WHAT THE TASK REQUIRES: Repeat the material below exactly, with no pictures.

INPUT RECORDS:
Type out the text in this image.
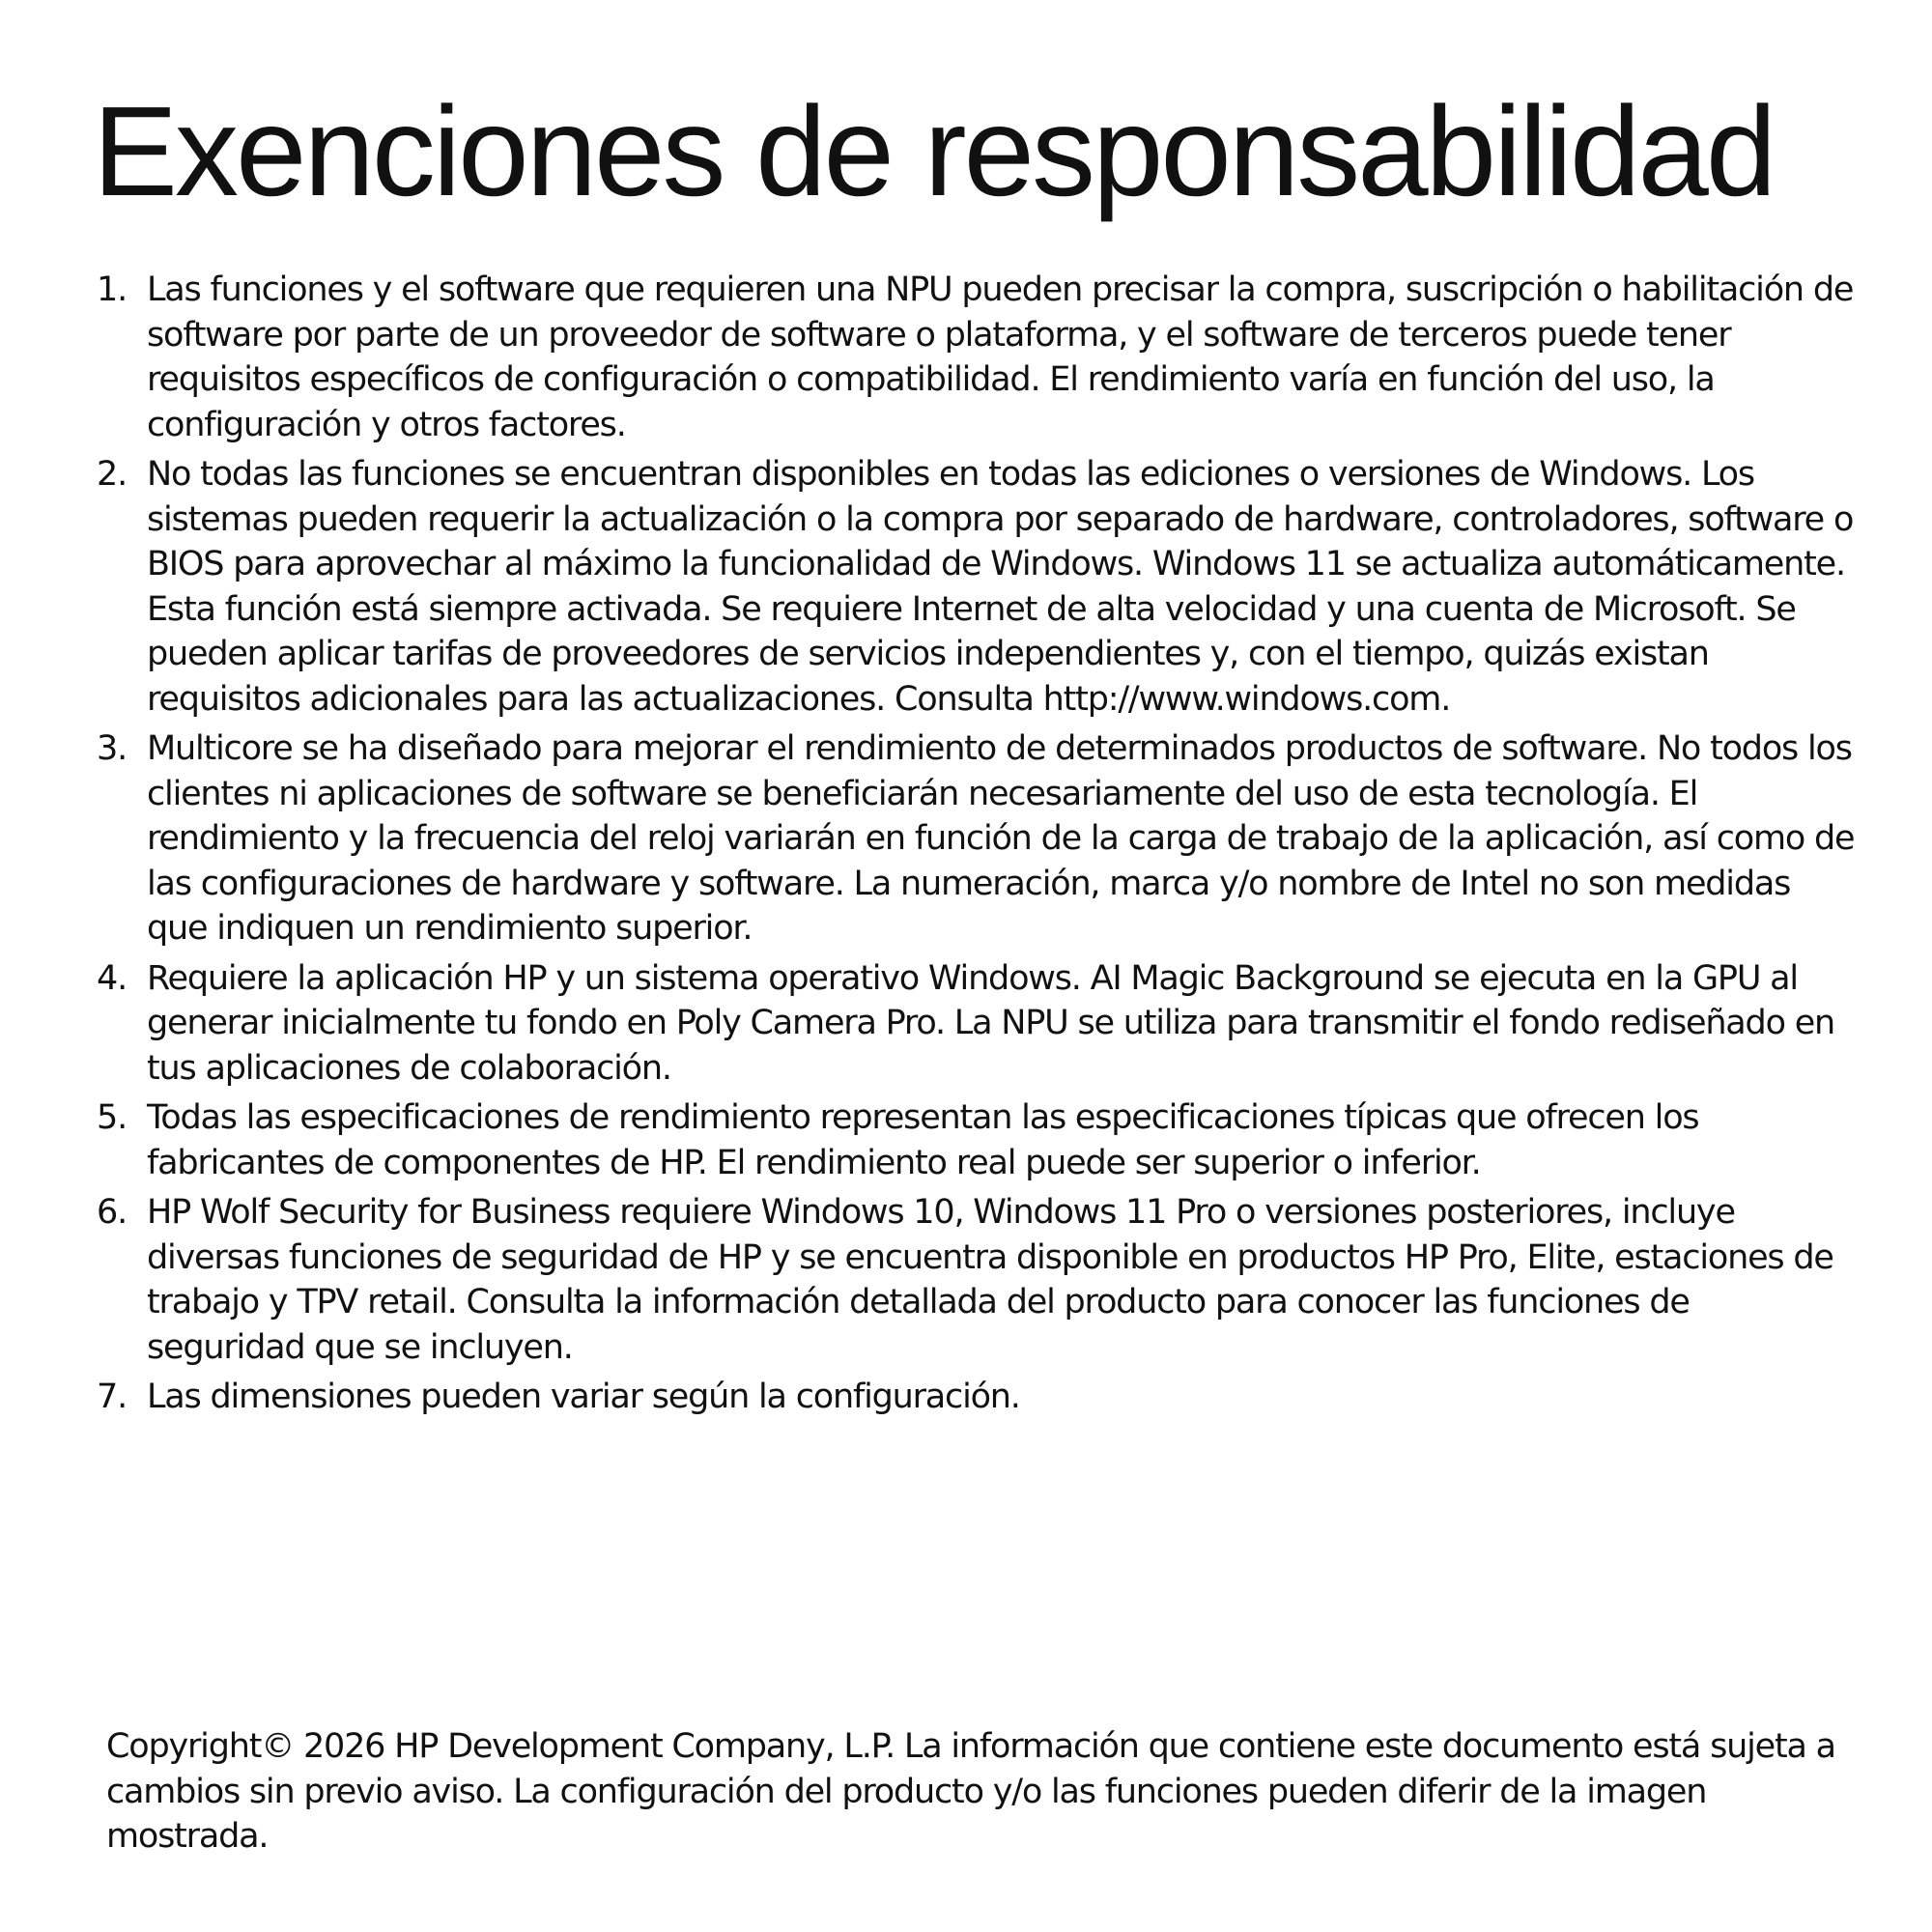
Exenciones de responsabilidad
1. Las funciones y el software que requieren una NPU pueden precisar la compra, suscripción o habilitación de software por parte de un proveedor de software o plataforma, y el software de terceros puede tener requisitos específicos de configuración o compatibilidad. El rendimiento varía en función del uso, la configuración y otros factores.
2. No todas las funciones se encuentran disponibles en todas las ediciones o versiones de Windows. Los sistemas pueden requerir la actualización o la compra por separado de hardware, controladores, software o BIOS para aprovechar al máximo la funcionalidad de Windows. Windows 11 se actualiza automáticamente. Esta función está siempre activada. Se requiere Internet de alta velocidad y una cuenta de Microsoft. Se pueden aplicar tarifas de proveedores de servicios independientes y, con el tiempo, quizás existan requisitos adicionales para las actualizaciones. Consulta http://www.windows.com.
3. Multicore se ha diseñado para mejorar el rendimiento de determinados productos de software. No todos los clientes ni aplicaciones de software se beneficiarán necesariamente del uso de esta tecnología. El rendimiento y la frecuencia del reloj variarán en función de la carga de trabajo de la aplicación, así como de las configuraciones de hardware y software. La numeración, marca y/o nombre de Intel no son medidas que indiquen un rendimiento superior.
4. Requiere la aplicación HP y un sistema operativo Windows. AI Magic Background se ejecuta en la GPU al generar inicialmente tu fondo en Poly Camera Pro. La NPU se utiliza para transmitir el fondo rediseñado en tus aplicaciones de colaboración.
5. Todas las especificaciones de rendimiento representan las especificaciones típicas que ofrecen los fabricantes de componentes de HP. El rendimiento real puede ser superior o inferior.
6. HP Wolf Security for Business requiere Windows 10, Windows 11 Pro o versiones posteriores, incluye diversas funciones de seguridad de HP y se encuentra disponible en productos HP Pro, Elite, estaciones de trabajo y TPV retail. Consulta la información detallada del producto para conocer las funciones de seguridad que se incluyen.
7. Las dimensiones pueden variar según la configuración.

Copyright© 2026 HP Development Company, L.P. La información que contiene este documento está sujeta a cambios sin previo aviso. La configuración del producto y/o las funciones pueden diferir de la imagen mostrada.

ANSWER IN FULL:
Type out the text in this image.
Exenciones de responsabilidad
1. Las funciones y el software que requieren una NPU pueden precisar la compra, suscripción o habilitación de software por parte de un proveedor de software o plataforma, y el software de terceros puede tener requisitos específicos de configuración o compatibilidad. El rendimiento varía en función del uso, la configuración y otros factores.
2. No todas las funciones se encuentran disponibles en todas las ediciones o versiones de Windows. Los sistemas pueden requerir la actualización o la compra por separado de hardware, controladores, software o BIOS para aprovechar al máximo la funcionalidad de Windows. Windows 11 se actualiza automáticamente. Esta función está siempre activada. Se requiere Internet de alta velocidad y una cuenta de Microsoft. Se pueden aplicar tarifas de proveedores de servicios independientes y, con el tiempo, quizás existan requisitos adicionales para las actualizaciones. Consulta http://www.windows.com.
3. Multicore se ha diseñado para mejorar el rendimiento de determinados productos de software. No todos los clientes ni aplicaciones de software se beneficiarán necesariamente del uso de esta tecnología. El rendimiento y la frecuencia del reloj variarán en función de la carga de trabajo de la aplicación, así como de las configuraciones de hardware y software. La numeración, marca y/o nombre de Intel no son medidas que indiquen un rendimiento superior.
4. Requiere la aplicación HP y un sistema operativo Windows. AI Magic Background se ejecuta en la GPU al generar inicialmente tu fondo en Poly Camera Pro. La NPU se utiliza para transmitir el fondo rediseñado en tus aplicaciones de colaboración.
5. Todas las especificaciones de rendimiento representan las especificaciones típicas que ofrecen los fabricantes de componentes de HP. El rendimiento real puede ser superior o inferior.
6. HP Wolf Security for Business requiere Windows 10, Windows 11 Pro o versiones posteriores, incluye diversas funciones de seguridad de HP y se encuentra disponible en productos HP Pro, Elite, estaciones de trabajo y TPV retail. Consulta la información detallada del producto para conocer las funciones de seguridad que se incluyen.
7. Las dimensiones pueden variar según la configuración.

Copyright© 2026 HP Development Company, L.P. La información que contiene este documento está sujeta a cambios sin previo aviso. La configuración del producto y/o las funciones pueden diferir de la imagen mostrada.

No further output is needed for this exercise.